§ EXERCISE BRIEF
Leaving out all images, write out the records that follow exactly.

DATA IN THIS EXERCISE start

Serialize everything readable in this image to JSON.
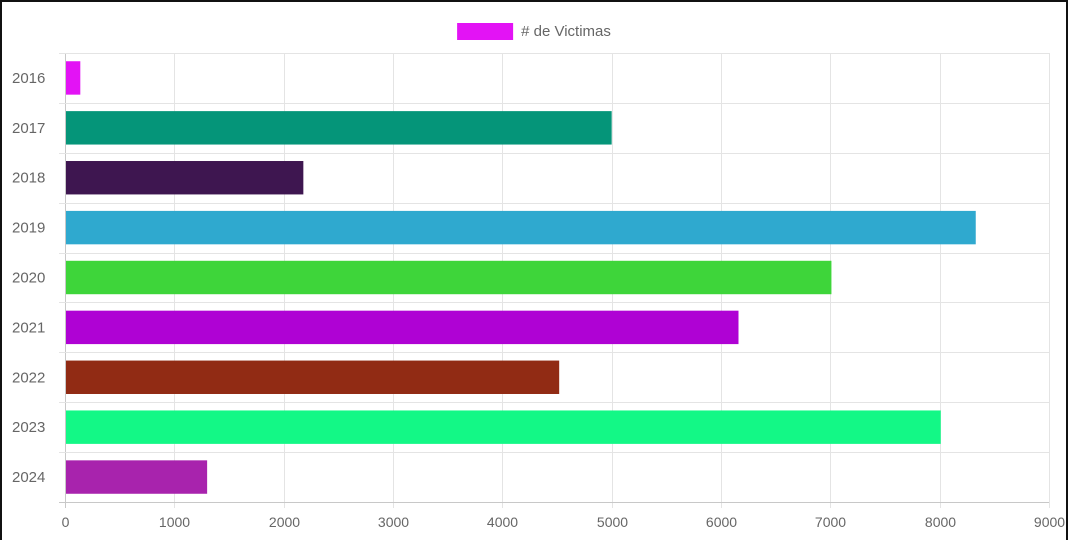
{
  "chart_data": {
    "type": "bar",
    "orientation": "horizontal",
    "categories": [
      "2016",
      "2017",
      "2018",
      "2019",
      "2020",
      "2021",
      "2022",
      "2023",
      "2024"
    ],
    "series": [
      {
        "name": "# de Victimas",
        "values": [
          140,
          5000,
          2180,
          8330,
          7010,
          6160,
          4520,
          8010,
          1300
        ],
        "colors": [
          "#e313f5",
          "#059579",
          "#3e1650",
          "#2fa9cf",
          "#3ed53a",
          "#af02d4",
          "#912b14",
          "#13f886",
          "#a823ad"
        ]
      }
    ],
    "xlim": [
      0,
      9000
    ],
    "xticks": [
      0,
      1000,
      2000,
      3000,
      4000,
      5000,
      6000,
      7000,
      8000,
      9000
    ],
    "grid": true,
    "legend": {
      "position": "top",
      "label": "# de Victimas",
      "color": "#e313f5"
    },
    "title": "",
    "xlabel": "",
    "ylabel": ""
  }
}
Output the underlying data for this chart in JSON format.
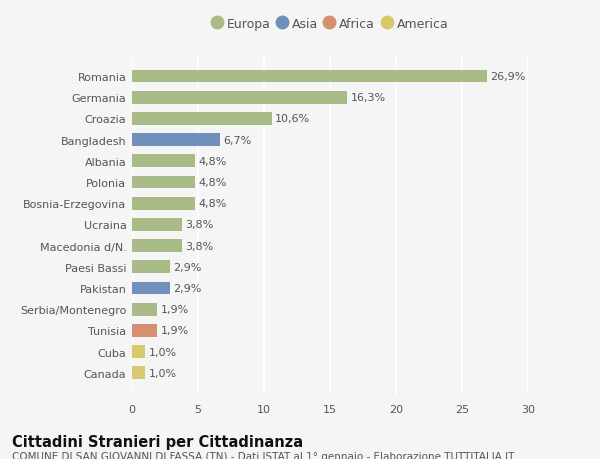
{
  "categories": [
    "Canada",
    "Cuba",
    "Tunisia",
    "Serbia/Montenegro",
    "Pakistan",
    "Paesi Bassi",
    "Macedonia d/N.",
    "Ucraina",
    "Bosnia-Erzegovina",
    "Polonia",
    "Albania",
    "Bangladesh",
    "Croazia",
    "Germania",
    "Romania"
  ],
  "values": [
    1.0,
    1.0,
    1.9,
    1.9,
    2.9,
    2.9,
    3.8,
    3.8,
    4.8,
    4.8,
    4.8,
    6.7,
    10.6,
    16.3,
    26.9
  ],
  "colors": [
    "#d9c96e",
    "#d9c96e",
    "#d49070",
    "#a8bb87",
    "#6e90bb",
    "#a8bb87",
    "#a8bb87",
    "#a8bb87",
    "#a8bb87",
    "#a8bb87",
    "#a8bb87",
    "#6e90bb",
    "#a8bb87",
    "#a8bb87",
    "#a8bb87"
  ],
  "labels": [
    "1,0%",
    "1,0%",
    "1,9%",
    "1,9%",
    "2,9%",
    "2,9%",
    "3,8%",
    "3,8%",
    "4,8%",
    "4,8%",
    "4,8%",
    "6,7%",
    "10,6%",
    "16,3%",
    "26,9%"
  ],
  "legend": {
    "Europa": "#a8bb87",
    "Asia": "#6e90bb",
    "Africa": "#d49070",
    "America": "#d9c96e"
  },
  "title": "Cittadini Stranieri per Cittadinanza",
  "subtitle": "COMUNE DI SAN GIOVANNI DI FASSA (TN) - Dati ISTAT al 1° gennaio - Elaborazione TUTTITALIA.IT",
  "xlim": [
    0,
    30
  ],
  "xticks": [
    0,
    5,
    10,
    15,
    20,
    25,
    30
  ],
  "background_color": "#f5f5f5",
  "plot_bg_color": "#f5f5f5",
  "grid_color": "#ffffff",
  "bar_height": 0.6,
  "label_fontsize": 8,
  "tick_fontsize": 8,
  "title_fontsize": 10.5,
  "subtitle_fontsize": 7.5
}
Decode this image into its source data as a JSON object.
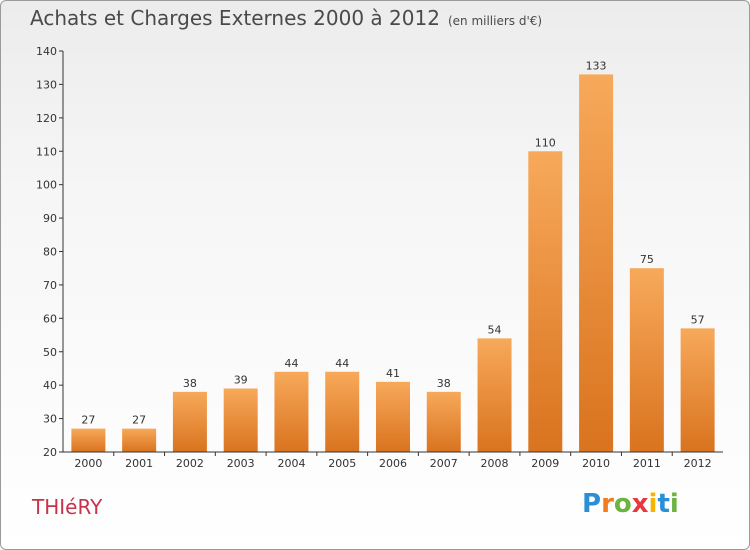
{
  "title": {
    "main": "Achats et Charges Externes 2000 à 2012",
    "unit": "(en milliers d'€)"
  },
  "place": "THIéRY",
  "logo": {
    "letters": [
      "P",
      "r",
      "o",
      "x",
      "i",
      "t",
      "i"
    ],
    "colors": [
      "#2b8fd6",
      "#f07c1e",
      "#6cb33f",
      "#e8383d",
      "#f4b400",
      "#2b8fd6",
      "#6cb33f"
    ]
  },
  "colors": {
    "bar_light": "#f7a95a",
    "bar_dark": "#d9731f",
    "axis": "#333333",
    "city": "#c8324a"
  },
  "chart_data": {
    "type": "bar",
    "categories": [
      "2000",
      "2001",
      "2002",
      "2003",
      "2004",
      "2005",
      "2006",
      "2007",
      "2008",
      "2009",
      "2010",
      "2011",
      "2012"
    ],
    "values": [
      27,
      27,
      38,
      39,
      44,
      44,
      41,
      38,
      54,
      110,
      133,
      75,
      57
    ],
    "ylim": [
      20,
      140
    ],
    "yticks": [
      20,
      30,
      40,
      50,
      60,
      70,
      80,
      90,
      100,
      110,
      120,
      130,
      140
    ],
    "xlabel": "",
    "ylabel": "",
    "grid": false
  }
}
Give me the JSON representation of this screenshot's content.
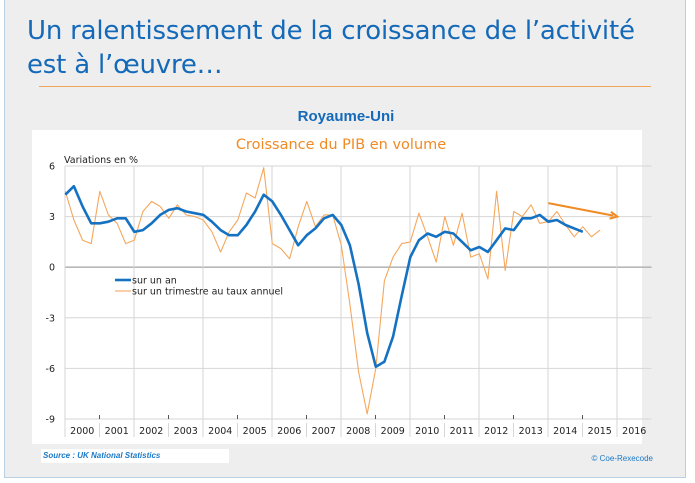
{
  "slide": {
    "title": "Un ralentissement de la croissance de l’activité est à l’œuvre…",
    "country": "Royaume-Uni",
    "source": "Source : UK National Statistics",
    "copyright": "© Coe-Rexecode",
    "colors": {
      "title": "#1469b8",
      "accent_orange": "#f08a24",
      "series_annual": "#1572c2",
      "series_quarterly": "#f5a75c"
    }
  },
  "chart_data": {
    "type": "line",
    "title": "Croissance du PIB en volume",
    "ylabel": "Variations en %",
    "xlabel": "",
    "ylim": [
      -9,
      6
    ],
    "yticks": [
      6,
      3,
      0,
      -3,
      -6,
      -9
    ],
    "ytick_labels": [
      "6",
      "3",
      "0",
      "-3",
      "-6",
      "-9"
    ],
    "x_categories": [
      "2000",
      "2001",
      "2002",
      "2003",
      "2004",
      "2005",
      "2006",
      "2007",
      "2008",
      "2009",
      "2010",
      "2011",
      "2012",
      "2013",
      "2014",
      "2015",
      "2016"
    ],
    "x_unit": "quarter",
    "grid": true,
    "legend": {
      "placement": "center-left"
    },
    "annotations": [
      {
        "type": "arrow",
        "description": "downward trend arrow",
        "from_quarter": "2014Q1",
        "from_value": 3.8,
        "to_quarter": "2016Q1",
        "to_value": 3.0
      }
    ],
    "series": [
      {
        "name": "sur un an",
        "start": "2000Q1",
        "values": [
          4.3,
          4.8,
          3.6,
          2.6,
          2.6,
          2.7,
          2.9,
          2.9,
          2.1,
          2.2,
          2.6,
          3.1,
          3.4,
          3.5,
          3.3,
          3.2,
          3.1,
          2.7,
          2.2,
          1.9,
          1.9,
          2.5,
          3.3,
          4.3,
          3.9,
          3.1,
          2.2,
          1.3,
          1.9,
          2.3,
          2.9,
          3.1,
          2.5,
          1.3,
          -1.0,
          -3.9,
          -5.9,
          -5.6,
          -4.1,
          -1.7,
          0.6,
          1.6,
          2.0,
          1.8,
          2.1,
          2.0,
          1.5,
          1.0,
          1.2,
          0.9,
          1.6,
          2.3,
          2.2,
          2.9,
          2.9,
          3.1,
          2.7,
          2.8,
          2.5,
          2.3,
          2.1
        ]
      },
      {
        "name": "sur un trimestre au taux annuel",
        "start": "2000Q1",
        "values": [
          4.5,
          2.8,
          1.6,
          1.4,
          4.5,
          3.1,
          2.6,
          1.4,
          1.6,
          3.3,
          3.9,
          3.6,
          2.9,
          3.7,
          3.1,
          3.0,
          2.8,
          2.1,
          0.9,
          2.1,
          2.8,
          4.4,
          4.1,
          5.9,
          1.4,
          1.1,
          0.5,
          2.4,
          3.9,
          2.4,
          3.1,
          3.1,
          1.3,
          -2.2,
          -6.2,
          -8.7,
          -6.0,
          -0.8,
          0.6,
          1.4,
          1.5,
          3.2,
          1.8,
          0.3,
          3.0,
          1.3,
          3.2,
          0.6,
          0.8,
          -0.7,
          4.5,
          -0.2,
          3.3,
          3.0,
          3.7,
          2.6,
          2.7,
          3.3,
          2.5,
          1.8,
          2.4,
          1.8,
          2.2
        ]
      }
    ]
  }
}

DATA IN THIS EXERCISE end

§ SOLUTION FOR THIS TASK
Serialize everything readable in this image to JSON.
{
  "chart_data": {
    "type": "bar",
    "orientation": "horizontal",
    "categories": [
      "2016",
      "2017",
      "2018",
      "2019",
      "2020",
      "2021",
      "2022",
      "2023",
      "2024"
    ],
    "series": [
      {
        "name": "# de Victimas",
        "values": [
          140,
          5000,
          2180,
          8330,
          7010,
          6160,
          4520,
          8010,
          1300
        ],
        "colors": [
          "#e313f5",
          "#059579",
          "#3e1650",
          "#2fa9cf",
          "#3ed53a",
          "#af02d4",
          "#912b14",
          "#13f886",
          "#a823ad"
        ]
      }
    ],
    "xlim": [
      0,
      9000
    ],
    "xticks": [
      0,
      1000,
      2000,
      3000,
      4000,
      5000,
      6000,
      7000,
      8000,
      9000
    ],
    "grid": true,
    "legend": {
      "position": "top",
      "label": "# de Victimas",
      "color": "#e313f5"
    },
    "title": "",
    "xlabel": "",
    "ylabel": ""
  }
}
Output the underlying data for this chart in JSON format.
{
  "categories": [
    "Canada",
    "Cuba",
    "Tunisia",
    "Serbia/Montenegro",
    "Pakistan",
    "Paesi Bassi",
    "Macedonia d/N.",
    "Ucraina",
    "Bosnia-Erzegovina",
    "Polonia",
    "Albania",
    "Bangladesh",
    "Croazia",
    "Germania",
    "Romania"
  ],
  "values": [
    1.0,
    1.0,
    1.9,
    1.9,
    2.9,
    2.9,
    3.8,
    3.8,
    4.8,
    4.8,
    4.8,
    6.7,
    10.6,
    16.3,
    26.9
  ],
  "colors": [
    "#d9c96e",
    "#d9c96e",
    "#d49070",
    "#a8bb87",
    "#6e90bb",
    "#a8bb87",
    "#a8bb87",
    "#a8bb87",
    "#a8bb87",
    "#a8bb87",
    "#a8bb87",
    "#6e90bb",
    "#a8bb87",
    "#a8bb87",
    "#a8bb87"
  ],
  "labels": [
    "1,0%",
    "1,0%",
    "1,9%",
    "1,9%",
    "2,9%",
    "2,9%",
    "3,8%",
    "3,8%",
    "4,8%",
    "4,8%",
    "4,8%",
    "6,7%",
    "10,6%",
    "16,3%",
    "26,9%"
  ],
  "legend": {
    "Europa": "#a8bb87",
    "Asia": "#6e90bb",
    "Africa": "#d49070",
    "America": "#d9c96e"
  },
  "title": "Cittadini Stranieri per Cittadinanza",
  "subtitle": "COMUNE DI SAN GIOVANNI DI FASSA (TN) - Dati ISTAT al 1° gennaio - Elaborazione TUTTITALIA.IT",
  "xlim": [
    0,
    30
  ],
  "xticks": [
    0,
    5,
    10,
    15,
    20,
    25,
    30
  ],
  "background_color": "#f5f5f5",
  "plot_bg_color": "#f5f5f5",
  "grid_color": "#ffffff",
  "bar_height": 0.6,
  "label_fontsize": 8,
  "tick_fontsize": 8,
  "title_fontsize": 10.5,
  "subtitle_fontsize": 7.5
}
Decode this image into its source data as a JSON object.
{
  "title": {
    "main": "Achats et Charges Externes 2000 à 2012",
    "unit": "(en milliers d'€)"
  },
  "place": "THIéRY",
  "logo": {
    "letters": [
      "P",
      "r",
      "o",
      "x",
      "i",
      "t",
      "i"
    ],
    "colors": [
      "#2b8fd6",
      "#f07c1e",
      "#6cb33f",
      "#e8383d",
      "#f4b400",
      "#2b8fd6",
      "#6cb33f"
    ]
  },
  "colors": {
    "bar_light": "#f7a95a",
    "bar_dark": "#d9731f",
    "axis": "#333333",
    "city": "#c8324a"
  },
  "chart_data": {
    "type": "bar",
    "categories": [
      "2000",
      "2001",
      "2002",
      "2003",
      "2004",
      "2005",
      "2006",
      "2007",
      "2008",
      "2009",
      "2010",
      "2011",
      "2012"
    ],
    "values": [
      27,
      27,
      38,
      39,
      44,
      44,
      41,
      38,
      54,
      110,
      133,
      75,
      57
    ],
    "ylim": [
      20,
      140
    ],
    "yticks": [
      20,
      30,
      40,
      50,
      60,
      70,
      80,
      90,
      100,
      110,
      120,
      130,
      140
    ],
    "xlabel": "",
    "ylabel": "",
    "grid": false
  }
}
Give me the JSON representation of this screenshot's content.
{
  "slide": {
    "title": "Un ralentissement de la croissance de l’activité est à l’œuvre…",
    "country": "Royaume-Uni",
    "source": "Source : UK National Statistics",
    "copyright": "© Coe-Rexecode",
    "colors": {
      "title": "#1469b8",
      "accent_orange": "#f08a24",
      "series_annual": "#1572c2",
      "series_quarterly": "#f5a75c"
    }
  },
  "chart_data": {
    "type": "line",
    "title": "Croissance du PIB en volume",
    "ylabel": "Variations en %",
    "xlabel": "",
    "ylim": [
      -9,
      6
    ],
    "yticks": [
      6,
      3,
      0,
      -3,
      -6,
      -9
    ],
    "ytick_labels": [
      "6",
      "3",
      "0",
      "-3",
      "-6",
      "-9"
    ],
    "x_categories": [
      "2000",
      "2001",
      "2002",
      "2003",
      "2004",
      "2005",
      "2006",
      "2007",
      "2008",
      "2009",
      "2010",
      "2011",
      "2012",
      "2013",
      "2014",
      "2015",
      "2016"
    ],
    "x_unit": "quarter",
    "grid": true,
    "legend": {
      "placement": "center-left"
    },
    "annotations": [
      {
        "type": "arrow",
        "description": "downward trend arrow",
        "from_quarter": "2014Q1",
        "from_value": 3.8,
        "to_quarter": "2016Q1",
        "to_value": 3.0
      }
    ],
    "series": [
      {
        "name": "sur un an",
        "start": "2000Q1",
        "values": [
          4.3,
          4.8,
          3.6,
          2.6,
          2.6,
          2.7,
          2.9,
          2.9,
          2.1,
          2.2,
          2.6,
          3.1,
          3.4,
          3.5,
          3.3,
          3.2,
          3.1,
          2.7,
          2.2,
          1.9,
          1.9,
          2.5,
          3.3,
          4.3,
          3.9,
          3.1,
          2.2,
          1.3,
          1.9,
          2.3,
          2.9,
          3.1,
          2.5,
          1.3,
          -1.0,
          -3.9,
          -5.9,
          -5.6,
          -4.1,
          -1.7,
          0.6,
          1.6,
          2.0,
          1.8,
          2.1,
          2.0,
          1.5,
          1.0,
          1.2,
          0.9,
          1.6,
          2.3,
          2.2,
          2.9,
          2.9,
          3.1,
          2.7,
          2.8,
          2.5,
          2.3,
          2.1
        ]
      },
      {
        "name": "sur un trimestre au taux annuel",
        "start": "2000Q1",
        "values": [
          4.5,
          2.8,
          1.6,
          1.4,
          4.5,
          3.1,
          2.6,
          1.4,
          1.6,
          3.3,
          3.9,
          3.6,
          2.9,
          3.7,
          3.1,
          3.0,
          2.8,
          2.1,
          0.9,
          2.1,
          2.8,
          4.4,
          4.1,
          5.9,
          1.4,
          1.1,
          0.5,
          2.4,
          3.9,
          2.4,
          3.1,
          3.1,
          1.3,
          -2.2,
          -6.2,
          -8.7,
          -6.0,
          -0.8,
          0.6,
          1.4,
          1.5,
          3.2,
          1.8,
          0.3,
          3.0,
          1.3,
          3.2,
          0.6,
          0.8,
          -0.7,
          4.5,
          -0.2,
          3.3,
          3.0,
          3.7,
          2.6,
          2.7,
          3.3,
          2.5,
          1.8,
          2.4,
          1.8,
          2.2
        ]
      }
    ]
  }
}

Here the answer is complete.